Below are some entries. Work out how many of their lines hold the word "JSON", and write that number alone.
[RECORD LIST start]
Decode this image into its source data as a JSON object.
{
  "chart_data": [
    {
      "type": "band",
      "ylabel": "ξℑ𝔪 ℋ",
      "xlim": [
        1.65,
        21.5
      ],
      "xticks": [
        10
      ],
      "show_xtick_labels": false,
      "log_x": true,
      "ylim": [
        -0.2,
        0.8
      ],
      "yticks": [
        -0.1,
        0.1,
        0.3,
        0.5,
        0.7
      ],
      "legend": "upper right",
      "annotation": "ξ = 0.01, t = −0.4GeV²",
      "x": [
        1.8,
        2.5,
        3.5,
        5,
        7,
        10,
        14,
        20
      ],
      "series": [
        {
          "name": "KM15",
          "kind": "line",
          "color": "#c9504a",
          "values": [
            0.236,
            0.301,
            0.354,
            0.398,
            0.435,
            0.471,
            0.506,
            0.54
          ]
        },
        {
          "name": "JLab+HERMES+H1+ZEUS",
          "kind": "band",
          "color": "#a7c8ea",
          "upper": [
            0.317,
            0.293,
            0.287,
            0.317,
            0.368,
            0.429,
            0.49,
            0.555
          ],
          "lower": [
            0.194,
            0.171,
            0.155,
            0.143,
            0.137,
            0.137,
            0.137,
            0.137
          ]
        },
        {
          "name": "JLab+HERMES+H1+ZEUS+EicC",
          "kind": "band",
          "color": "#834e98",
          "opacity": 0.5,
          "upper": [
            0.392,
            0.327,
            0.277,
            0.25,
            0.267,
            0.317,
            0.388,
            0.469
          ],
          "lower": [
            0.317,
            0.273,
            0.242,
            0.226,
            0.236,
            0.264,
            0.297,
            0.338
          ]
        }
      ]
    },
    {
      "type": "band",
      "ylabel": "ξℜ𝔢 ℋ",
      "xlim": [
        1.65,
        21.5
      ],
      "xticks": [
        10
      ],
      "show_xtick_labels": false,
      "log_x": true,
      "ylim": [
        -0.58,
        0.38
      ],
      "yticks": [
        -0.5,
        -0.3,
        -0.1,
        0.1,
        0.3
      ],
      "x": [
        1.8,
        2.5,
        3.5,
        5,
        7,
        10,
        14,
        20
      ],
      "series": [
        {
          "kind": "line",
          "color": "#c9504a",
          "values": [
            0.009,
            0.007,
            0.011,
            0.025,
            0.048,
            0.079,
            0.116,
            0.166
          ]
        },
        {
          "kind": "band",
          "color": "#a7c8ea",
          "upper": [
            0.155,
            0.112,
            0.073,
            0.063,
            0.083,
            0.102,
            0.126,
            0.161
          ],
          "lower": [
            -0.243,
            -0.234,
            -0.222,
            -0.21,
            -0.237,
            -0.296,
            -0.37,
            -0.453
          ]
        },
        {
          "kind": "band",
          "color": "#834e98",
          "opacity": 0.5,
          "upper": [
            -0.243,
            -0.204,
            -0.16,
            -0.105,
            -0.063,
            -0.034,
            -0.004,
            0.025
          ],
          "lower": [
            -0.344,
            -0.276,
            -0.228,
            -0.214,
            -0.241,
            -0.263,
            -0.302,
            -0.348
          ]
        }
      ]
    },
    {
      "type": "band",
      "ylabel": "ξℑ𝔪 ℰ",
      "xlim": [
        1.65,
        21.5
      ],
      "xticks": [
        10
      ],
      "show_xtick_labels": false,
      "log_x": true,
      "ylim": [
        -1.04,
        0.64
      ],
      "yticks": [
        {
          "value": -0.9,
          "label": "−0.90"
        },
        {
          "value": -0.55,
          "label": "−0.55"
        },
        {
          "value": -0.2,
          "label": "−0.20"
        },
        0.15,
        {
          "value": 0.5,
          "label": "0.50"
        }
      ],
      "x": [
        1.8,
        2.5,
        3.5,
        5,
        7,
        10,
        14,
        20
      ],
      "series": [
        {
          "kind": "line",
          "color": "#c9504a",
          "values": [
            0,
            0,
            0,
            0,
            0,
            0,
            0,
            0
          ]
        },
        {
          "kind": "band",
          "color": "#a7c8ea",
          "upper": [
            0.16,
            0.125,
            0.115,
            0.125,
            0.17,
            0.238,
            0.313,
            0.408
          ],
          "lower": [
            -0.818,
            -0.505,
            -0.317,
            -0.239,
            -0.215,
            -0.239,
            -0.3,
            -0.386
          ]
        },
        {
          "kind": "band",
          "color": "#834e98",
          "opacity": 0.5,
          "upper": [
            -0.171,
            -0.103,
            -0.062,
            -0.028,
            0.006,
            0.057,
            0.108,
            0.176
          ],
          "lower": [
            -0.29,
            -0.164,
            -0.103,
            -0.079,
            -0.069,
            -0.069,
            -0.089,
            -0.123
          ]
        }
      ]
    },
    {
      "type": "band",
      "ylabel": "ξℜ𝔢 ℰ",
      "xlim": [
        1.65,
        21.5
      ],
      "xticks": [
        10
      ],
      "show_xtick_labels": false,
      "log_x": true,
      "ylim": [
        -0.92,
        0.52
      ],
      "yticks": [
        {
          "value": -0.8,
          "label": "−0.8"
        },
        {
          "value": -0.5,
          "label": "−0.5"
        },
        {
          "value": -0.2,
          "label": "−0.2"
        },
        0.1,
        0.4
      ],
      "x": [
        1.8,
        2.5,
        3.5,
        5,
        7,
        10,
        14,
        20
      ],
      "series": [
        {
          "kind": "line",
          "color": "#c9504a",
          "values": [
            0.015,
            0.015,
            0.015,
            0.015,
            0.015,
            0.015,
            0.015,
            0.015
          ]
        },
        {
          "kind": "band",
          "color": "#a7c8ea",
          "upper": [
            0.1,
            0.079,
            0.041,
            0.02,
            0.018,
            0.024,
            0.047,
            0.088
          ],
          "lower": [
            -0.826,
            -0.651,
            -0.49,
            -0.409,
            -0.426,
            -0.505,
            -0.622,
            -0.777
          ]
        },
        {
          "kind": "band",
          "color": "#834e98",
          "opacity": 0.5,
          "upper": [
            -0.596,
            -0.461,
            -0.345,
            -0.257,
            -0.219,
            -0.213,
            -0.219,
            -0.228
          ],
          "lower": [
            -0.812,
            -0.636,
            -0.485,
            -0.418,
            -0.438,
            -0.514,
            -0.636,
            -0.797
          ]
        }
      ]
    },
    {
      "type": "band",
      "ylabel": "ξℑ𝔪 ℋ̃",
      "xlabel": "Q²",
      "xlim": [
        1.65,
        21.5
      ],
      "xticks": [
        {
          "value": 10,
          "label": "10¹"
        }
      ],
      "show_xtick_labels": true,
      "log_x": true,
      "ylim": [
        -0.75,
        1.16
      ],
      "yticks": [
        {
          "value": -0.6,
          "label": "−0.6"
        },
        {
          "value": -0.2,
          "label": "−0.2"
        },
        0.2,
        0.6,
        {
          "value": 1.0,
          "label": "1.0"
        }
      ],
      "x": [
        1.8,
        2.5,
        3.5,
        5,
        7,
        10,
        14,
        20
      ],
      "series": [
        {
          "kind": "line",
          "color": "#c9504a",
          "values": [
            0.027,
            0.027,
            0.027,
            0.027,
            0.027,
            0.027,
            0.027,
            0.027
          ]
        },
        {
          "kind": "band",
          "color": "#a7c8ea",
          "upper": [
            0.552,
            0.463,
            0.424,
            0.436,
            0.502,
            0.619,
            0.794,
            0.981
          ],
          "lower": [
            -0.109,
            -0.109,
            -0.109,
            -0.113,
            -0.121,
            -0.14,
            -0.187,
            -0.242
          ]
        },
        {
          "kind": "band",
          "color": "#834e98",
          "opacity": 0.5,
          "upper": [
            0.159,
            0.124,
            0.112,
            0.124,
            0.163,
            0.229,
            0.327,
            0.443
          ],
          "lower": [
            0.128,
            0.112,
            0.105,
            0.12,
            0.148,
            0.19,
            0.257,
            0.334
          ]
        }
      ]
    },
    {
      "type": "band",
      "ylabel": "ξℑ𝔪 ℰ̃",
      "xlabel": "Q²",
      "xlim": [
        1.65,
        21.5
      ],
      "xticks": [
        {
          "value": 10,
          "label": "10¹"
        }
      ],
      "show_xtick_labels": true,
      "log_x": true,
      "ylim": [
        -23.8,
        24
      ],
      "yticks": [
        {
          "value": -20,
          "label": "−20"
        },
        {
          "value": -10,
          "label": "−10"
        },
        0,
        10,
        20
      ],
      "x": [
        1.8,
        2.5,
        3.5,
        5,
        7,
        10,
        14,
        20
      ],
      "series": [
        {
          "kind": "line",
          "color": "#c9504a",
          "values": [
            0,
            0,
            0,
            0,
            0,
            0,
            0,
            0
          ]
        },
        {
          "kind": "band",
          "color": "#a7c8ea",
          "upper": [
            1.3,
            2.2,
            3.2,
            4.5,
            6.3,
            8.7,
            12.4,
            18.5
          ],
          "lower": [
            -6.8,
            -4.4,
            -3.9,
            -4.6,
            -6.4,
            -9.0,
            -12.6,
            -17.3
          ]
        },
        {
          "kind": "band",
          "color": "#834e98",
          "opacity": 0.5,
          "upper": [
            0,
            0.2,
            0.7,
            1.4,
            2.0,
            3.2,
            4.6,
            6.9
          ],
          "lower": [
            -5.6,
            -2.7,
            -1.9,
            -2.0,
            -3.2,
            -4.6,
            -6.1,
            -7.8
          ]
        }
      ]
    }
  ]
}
[RECORD LIST end]
[RECORD LIST start]
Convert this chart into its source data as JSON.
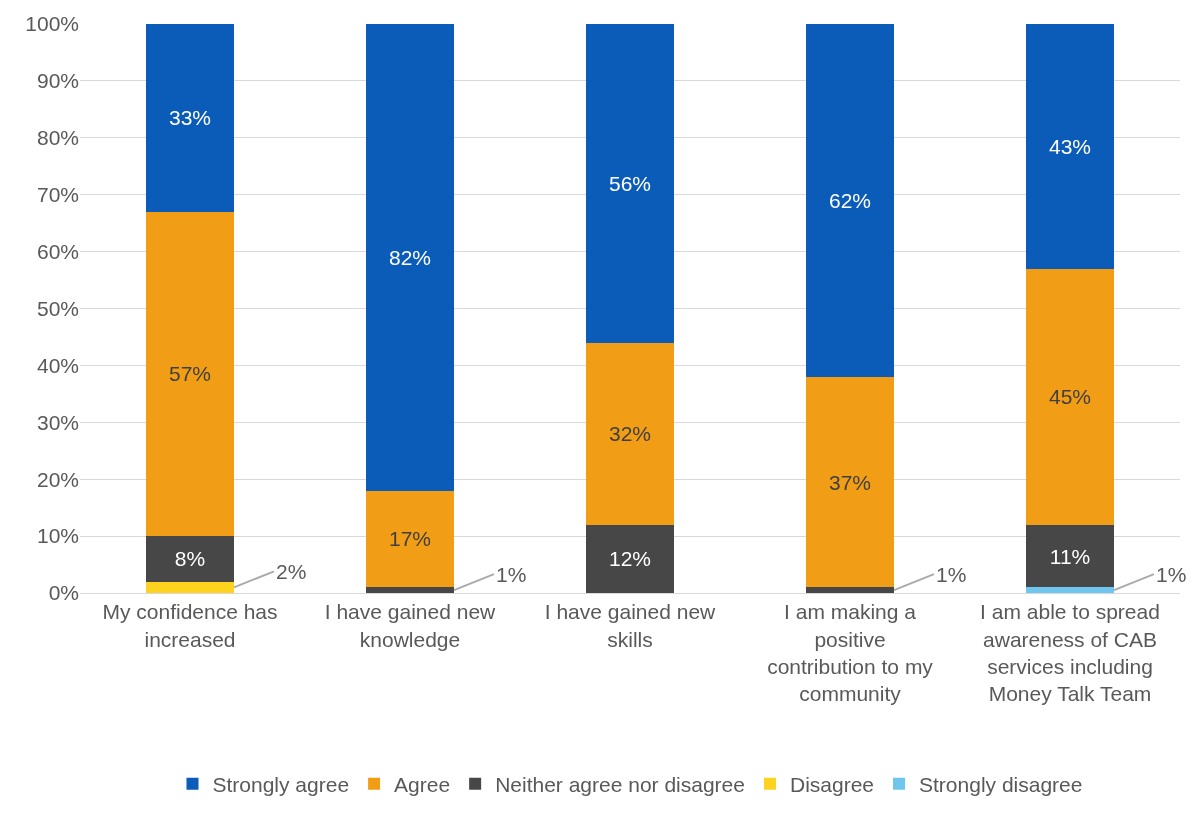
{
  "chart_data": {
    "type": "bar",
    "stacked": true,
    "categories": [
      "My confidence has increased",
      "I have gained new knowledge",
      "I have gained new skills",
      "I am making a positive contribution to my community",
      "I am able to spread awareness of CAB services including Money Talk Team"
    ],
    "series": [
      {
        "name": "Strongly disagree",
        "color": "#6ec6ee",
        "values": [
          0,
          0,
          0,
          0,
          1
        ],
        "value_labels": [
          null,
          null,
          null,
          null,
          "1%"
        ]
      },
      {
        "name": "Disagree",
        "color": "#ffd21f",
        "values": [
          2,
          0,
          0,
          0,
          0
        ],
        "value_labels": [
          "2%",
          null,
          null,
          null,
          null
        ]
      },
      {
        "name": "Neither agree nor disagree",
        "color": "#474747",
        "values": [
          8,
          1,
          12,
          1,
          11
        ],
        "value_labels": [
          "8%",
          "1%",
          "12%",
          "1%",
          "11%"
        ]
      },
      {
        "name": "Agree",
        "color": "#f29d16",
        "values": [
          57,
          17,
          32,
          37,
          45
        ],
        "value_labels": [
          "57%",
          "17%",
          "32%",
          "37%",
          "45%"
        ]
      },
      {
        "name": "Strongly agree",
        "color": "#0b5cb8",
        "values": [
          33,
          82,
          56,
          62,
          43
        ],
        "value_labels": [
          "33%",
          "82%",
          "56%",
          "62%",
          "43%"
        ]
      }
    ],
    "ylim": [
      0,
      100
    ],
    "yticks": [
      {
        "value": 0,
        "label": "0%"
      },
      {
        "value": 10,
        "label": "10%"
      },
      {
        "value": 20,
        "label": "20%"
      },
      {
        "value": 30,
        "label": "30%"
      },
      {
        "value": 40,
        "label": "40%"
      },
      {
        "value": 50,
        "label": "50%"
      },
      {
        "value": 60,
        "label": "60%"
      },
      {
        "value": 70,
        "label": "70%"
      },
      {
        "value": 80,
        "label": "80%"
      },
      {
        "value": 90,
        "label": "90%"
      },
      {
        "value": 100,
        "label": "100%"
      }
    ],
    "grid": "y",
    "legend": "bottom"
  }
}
[RECORD LIST end]
THE ANSWER: 2